> [AIM OF THE TASK]:
Copy the listing below in full and skip every picture.
** Begin RECORDS **
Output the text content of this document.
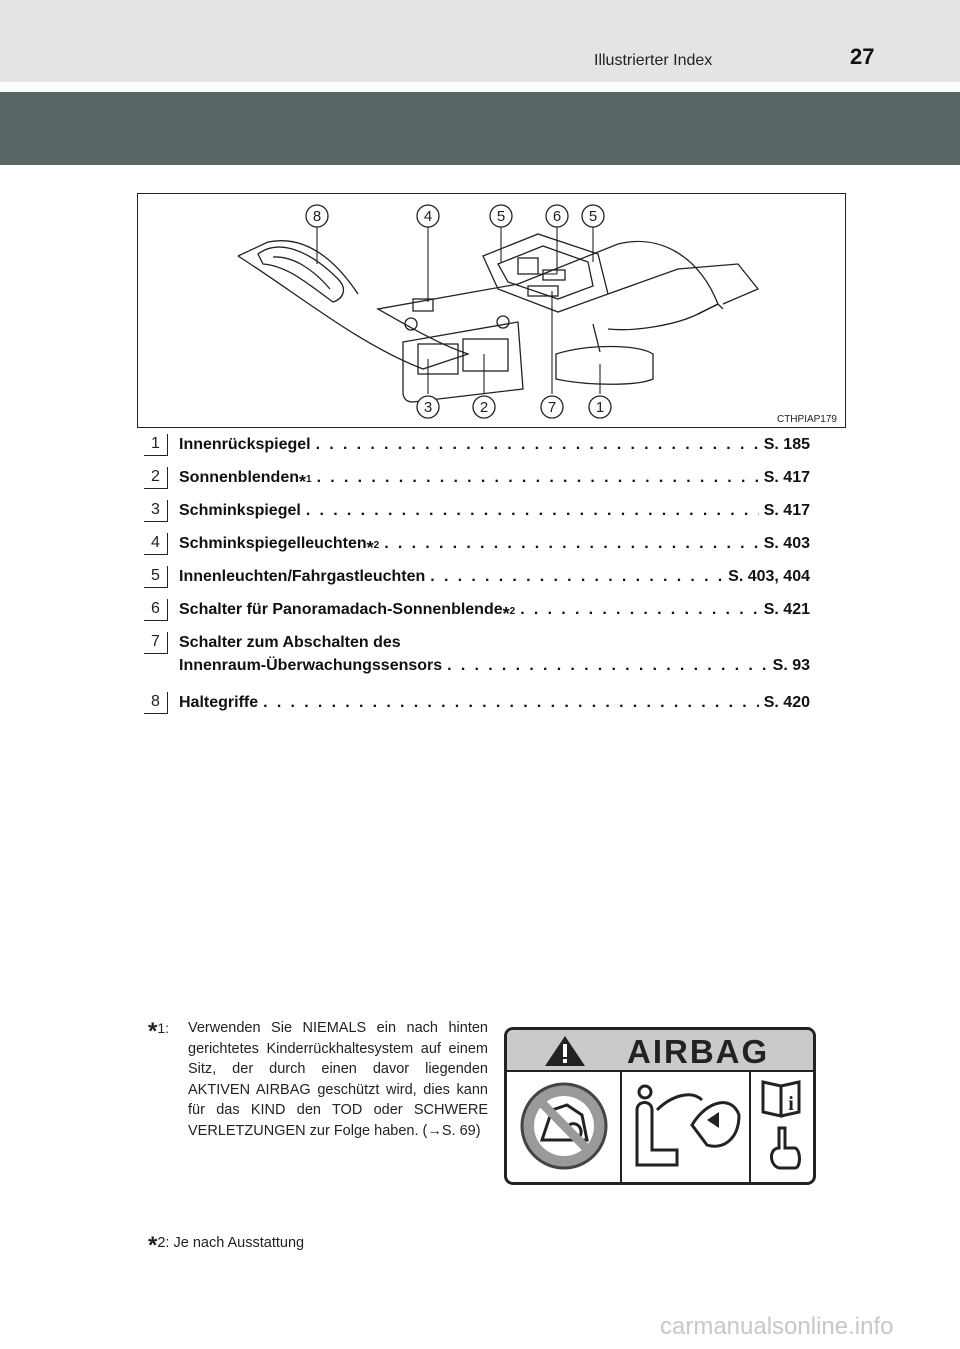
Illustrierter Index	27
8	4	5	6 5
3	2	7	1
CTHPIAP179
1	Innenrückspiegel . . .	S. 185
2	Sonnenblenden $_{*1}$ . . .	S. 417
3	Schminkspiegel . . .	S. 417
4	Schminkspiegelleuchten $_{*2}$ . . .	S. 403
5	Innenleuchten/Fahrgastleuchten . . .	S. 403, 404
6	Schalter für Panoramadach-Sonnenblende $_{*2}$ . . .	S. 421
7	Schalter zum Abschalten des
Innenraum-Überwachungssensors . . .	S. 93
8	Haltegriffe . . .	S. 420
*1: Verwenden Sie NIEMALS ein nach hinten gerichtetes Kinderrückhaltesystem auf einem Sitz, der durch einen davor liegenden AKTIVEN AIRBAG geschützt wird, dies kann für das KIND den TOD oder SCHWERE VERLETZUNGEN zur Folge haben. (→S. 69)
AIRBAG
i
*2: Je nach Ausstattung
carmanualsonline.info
** End RECORDS **
> [PROBLEM SOLUTION]:
Output the text content of this document.
Illustrierter Index	27
8	4	5	6 5
3	2	7	1
CTHPIAP179
1	Innenrückspiegel . . .	S. 185
2	Sonnenblenden $_{*1}$ . . .	S. 417
3	Schminkspiegel . . .	S. 417
4	Schminkspiegelleuchten $_{*2}$ . . .	S. 403
5	Innenleuchten/Fahrgastleuchten . . .	S. 403, 404
6	Schalter für Panoramadach-Sonnenblende $_{*2}$ . . .	S. 421
7	Schalter zum Abschalten des
Innenraum-Überwachungssensors . . .	S. 93
8	Haltegriffe . . .	S. 420
*1: Verwenden Sie NIEMALS ein nach hinten gerichtetes Kinderrückhaltesystem auf einem Sitz, der durch einen davor liegenden AKTIVEN AIRBAG geschützt wird, dies kann für das KIND den TOD oder SCHWERE VERLETZUNGEN zur Folge haben. (→S. 69)
AIRBAG
i
*2: Je nach Ausstattung
carmanualsonline.info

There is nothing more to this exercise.